Transcribe every line of the records verbatim.

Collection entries
* * * * * * * * *

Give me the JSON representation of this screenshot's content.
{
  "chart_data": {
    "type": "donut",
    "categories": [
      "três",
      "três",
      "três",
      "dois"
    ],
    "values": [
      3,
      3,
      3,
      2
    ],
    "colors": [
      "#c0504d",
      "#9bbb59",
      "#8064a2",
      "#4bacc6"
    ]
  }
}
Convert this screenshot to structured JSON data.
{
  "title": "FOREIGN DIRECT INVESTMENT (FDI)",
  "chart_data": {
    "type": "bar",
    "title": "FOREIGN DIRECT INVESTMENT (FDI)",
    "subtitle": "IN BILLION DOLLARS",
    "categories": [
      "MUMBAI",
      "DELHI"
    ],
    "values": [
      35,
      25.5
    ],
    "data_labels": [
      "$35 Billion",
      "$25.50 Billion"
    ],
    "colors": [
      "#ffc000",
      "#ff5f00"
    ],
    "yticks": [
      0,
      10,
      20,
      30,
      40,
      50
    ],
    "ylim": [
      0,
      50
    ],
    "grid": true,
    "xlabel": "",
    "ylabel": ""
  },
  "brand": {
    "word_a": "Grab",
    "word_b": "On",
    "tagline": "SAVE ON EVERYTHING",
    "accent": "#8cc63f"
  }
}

* * * * * * * * *

TASK RESULT
Give me the JSON representation of this screenshot's content.
{
  "chart_data": {
    "type": "donut",
    "categories": [
      "três",
      "três",
      "três",
      "dois"
    ],
    "values": [
      3,
      3,
      3,
      2
    ],
    "colors": [
      "#c0504d",
      "#9bbb59",
      "#8064a2",
      "#4bacc6"
    ]
  }
}
Convert this screenshot to structured JSON data.
{
  "title": "FOREIGN DIRECT INVESTMENT (FDI)",
  "chart_data": {
    "type": "bar",
    "title": "FOREIGN DIRECT INVESTMENT (FDI)",
    "subtitle": "IN BILLION DOLLARS",
    "categories": [
      "MUMBAI",
      "DELHI"
    ],
    "values": [
      35,
      25.5
    ],
    "data_labels": [
      "$35 Billion",
      "$25.50 Billion"
    ],
    "colors": [
      "#ffc000",
      "#ff5f00"
    ],
    "yticks": [
      0,
      10,
      20,
      30,
      40,
      50
    ],
    "ylim": [
      0,
      50
    ],
    "grid": true,
    "xlabel": "",
    "ylabel": ""
  },
  "brand": {
    "word_a": "Grab",
    "word_b": "On",
    "tagline": "SAVE ON EVERYTHING",
    "accent": "#8cc63f"
  }
}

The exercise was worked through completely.